• The exercise: Omit images. Retype all entries verbatim.

Saved entries:
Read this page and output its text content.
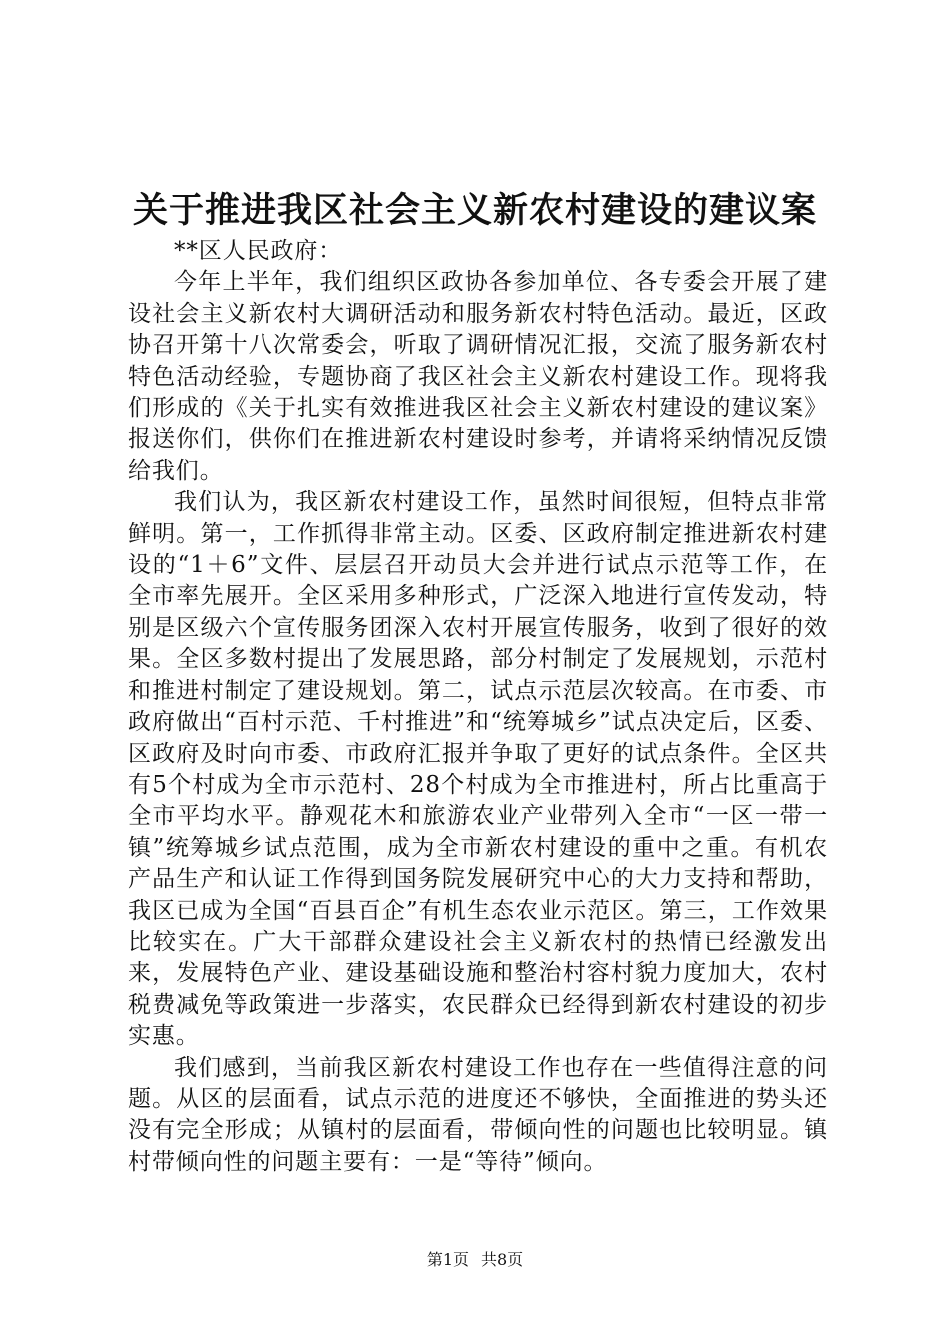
关于推进我区社会主义新农村建设的建议案

**区人民政府：

今年上半年，我们组织区政协各参加单位、各专委会开展了建设社会主义新农村大调研活动和服务新农村特色活动。最近，区政协召开第十八次常委会，听取了调研情况汇报，交流了服务新农村特色活动经验，专题协商了我区社会主义新农村建设工作。现将我们形成的《关于扎实有效推进我区社会主义新农村建设的建议案》报送你们，供你们在推进新农村建设时参考，并请将采纳情况反馈给我们。

我们认为，我区新农村建设工作，虽然时间很短，但特点非常鲜明。第一，工作抓得非常主动。区委、区政府制定推进新农村建设的“1＋6”文件、层层召开动员大会并进行试点示范等工作，在全市率先展开。全区采用多种形式，广泛深入地进行宣传发动，特别是区级六个宣传服务团深入农村开展宣传服务，收到了很好的效果。全区多数村提出了发展思路，部分村制定了发展规划，示范村和推进村制定了建设规划。第二，试点示范层次较高。在市委、市政府做出“百村示范、千村推进”和“统筹城乡”试点决定后，区委、区政府及时向市委、市政府汇报并争取了更好的试点条件。全区共有5个村成为全市示范村、28个村成为全市推进村，所占比重高于全市平均水平。静观花木和旅游农业产业带列入全市“一区一带一镇”统筹城乡试点范围，成为全市新农村建设的重中之重。有机农产品生产和认证工作得到国务院发展研究中心的大力支持和帮助，我区已成为全国“百县百企”有机生态农业示范区。第三，工作效果比较实在。广大干部群众建设社会主义新农村的热情已经激发出来，发展特色产业、建设基础设施和整治村容村貌力度加大，农村税费减免等政策进一步落实，农民群众已经得到新农村建设的初步实惠。

我们感到，当前我区新农村建设工作也存在一些值得注意的问题。从区的层面看，试点示范的进度还不够快，全面推进的势头还没有完全形成；从镇村的层面看，带倾向性的问题也比较明显。镇村带倾向性的问题主要有：一是“等待”倾向。

第1页 共8页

• Response:
Read this page and output its text content.
关于推进我区社会主义新农村建设的建议案

**区人民政府：

今年上半年，我们组织区政协各参加单位、各专委会开展了建设社会主义新农村大调研活动和服务新农村特色活动。最近，区政协召开第十八次常委会，听取了调研情况汇报，交流了服务新农村特色活动经验，专题协商了我区社会主义新农村建设工作。现将我们形成的《关于扎实有效推进我区社会主义新农村建设的建议案》报送你们，供你们在推进新农村建设时参考，并请将采纳情况反馈给我们。

我们认为，我区新农村建设工作，虽然时间很短，但特点非常鲜明。第一，工作抓得非常主动。区委、区政府制定推进新农村建设的“1＋6”文件、层层召开动员大会并进行试点示范等工作，在全市率先展开。全区采用多种形式，广泛深入地进行宣传发动，特别是区级六个宣传服务团深入农村开展宣传服务，收到了很好的效果。全区多数村提出了发展思路，部分村制定了发展规划，示范村和推进村制定了建设规划。第二，试点示范层次较高。在市委、市政府做出“百村示范、千村推进”和“统筹城乡”试点决定后，区委、区政府及时向市委、市政府汇报并争取了更好的试点条件。全区共有5个村成为全市示范村、28个村成为全市推进村，所占比重高于全市平均水平。静观花木和旅游农业产业带列入全市“一区一带一镇”统筹城乡试点范围，成为全市新农村建设的重中之重。有机农产品生产和认证工作得到国务院发展研究中心的大力支持和帮助，我区已成为全国“百县百企”有机生态农业示范区。第三，工作效果比较实在。广大干部群众建设社会主义新农村的热情已经激发出来，发展特色产业、建设基础设施和整治村容村貌力度加大，农村税费减免等政策进一步落实，农民群众已经得到新农村建设的初步实惠。

我们感到，当前我区新农村建设工作也存在一些值得注意的问题。从区的层面看，试点示范的进度还不够快，全面推进的势头还没有完全形成；从镇村的层面看，带倾向性的问题也比较明显。镇村带倾向性的问题主要有：一是“等待”倾向。

第1页 共8页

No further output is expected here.